TASK REQUIREMENTS> Your copy of the material must match it exactly, except that pictures are dropped.
==*==
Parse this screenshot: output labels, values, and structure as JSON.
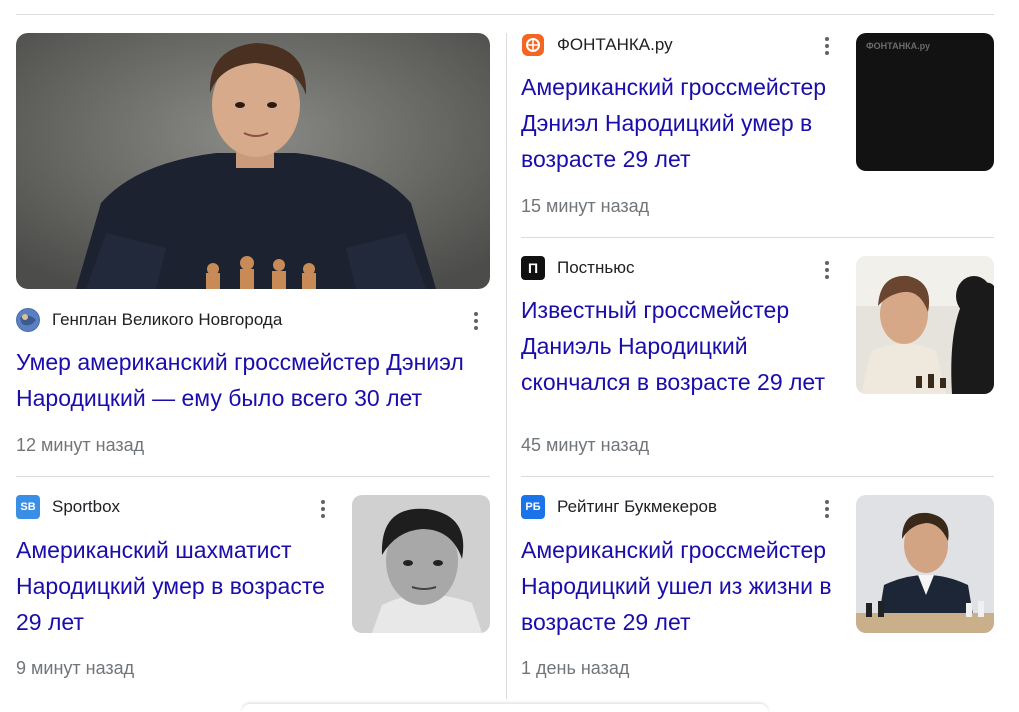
{
  "articles": [
    {
      "source": "Генплан Великого Новгорода",
      "headline": "Умер американский гроссмейстер Дэниэл Народицкий — ему было всего 30 лет",
      "time": "12 минут назад",
      "logo_icon": "globe-icon"
    },
    {
      "source": "ФОНТАНКА.ру",
      "headline": "Американский гроссмейстер Дэниэл Народицкий умер в возрасте 29 лет",
      "time": "15 минут назад",
      "logo_icon": "fontanka-logo",
      "thumb_text": "ФОНТАНКА.ру"
    },
    {
      "source": "Постньюс",
      "headline": "Известный гроссмейстер Даниэль Народицкий скончался в возрасте 29 лет",
      "time": "45 минут назад",
      "logo_icon": "postnews-logo",
      "logo_letter": "П"
    },
    {
      "source": "Sportbox",
      "headline": "Американский шахматист Народицкий умер в возрасте 29 лет",
      "time": "9 минут назад",
      "logo_icon": "sportbox-logo",
      "logo_letter": "SB"
    },
    {
      "source": "Рейтинг Букмекеров",
      "headline": "Американский гроссмейстер Народицкий ушел из жизни в возрасте 29 лет",
      "time": "1 день назад",
      "logo_icon": "rb-logo",
      "logo_letter": "РБ"
    }
  ],
  "colors": {
    "headline": "#1a0dab",
    "meta": "#70757a",
    "divider": "#dadce0",
    "fontanka": "#f26522",
    "sportbox": "#3a8ee6",
    "rb": "#1a73e8"
  }
}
==*==
RESPONSE TO THE TASK>
Parse this screenshot: output labels, values, and structure as JSON.
{
  "articles": [
    {
      "source": "Генплан Великого Новгорода",
      "headline": "Умер американский гроссмейстер Дэниэл Народицкий — ему было всего 30 лет",
      "time": "12 минут назад",
      "logo_icon": "globe-icon"
    },
    {
      "source": "ФОНТАНКА.ру",
      "headline": "Американский гроссмейстер Дэниэл Народицкий умер в возрасте 29 лет",
      "time": "15 минут назад",
      "logo_icon": "fontanka-logo",
      "thumb_text": "ФОНТАНКА.ру"
    },
    {
      "source": "Постньюс",
      "headline": "Известный гроссмейстер Даниэль Народицкий скончался в возрасте 29 лет",
      "time": "45 минут назад",
      "logo_icon": "postnews-logo",
      "logo_letter": "П"
    },
    {
      "source": "Sportbox",
      "headline": "Американский шахматист Народицкий умер в возрасте 29 лет",
      "time": "9 минут назад",
      "logo_icon": "sportbox-logo",
      "logo_letter": "SB"
    },
    {
      "source": "Рейтинг Букмекеров",
      "headline": "Американский гроссмейстер Народицкий ушел из жизни в возрасте 29 лет",
      "time": "1 день назад",
      "logo_icon": "rb-logo",
      "logo_letter": "РБ"
    }
  ],
  "colors": {
    "headline": "#1a0dab",
    "meta": "#70757a",
    "divider": "#dadce0",
    "fontanka": "#f26522",
    "sportbox": "#3a8ee6",
    "rb": "#1a73e8"
  }
}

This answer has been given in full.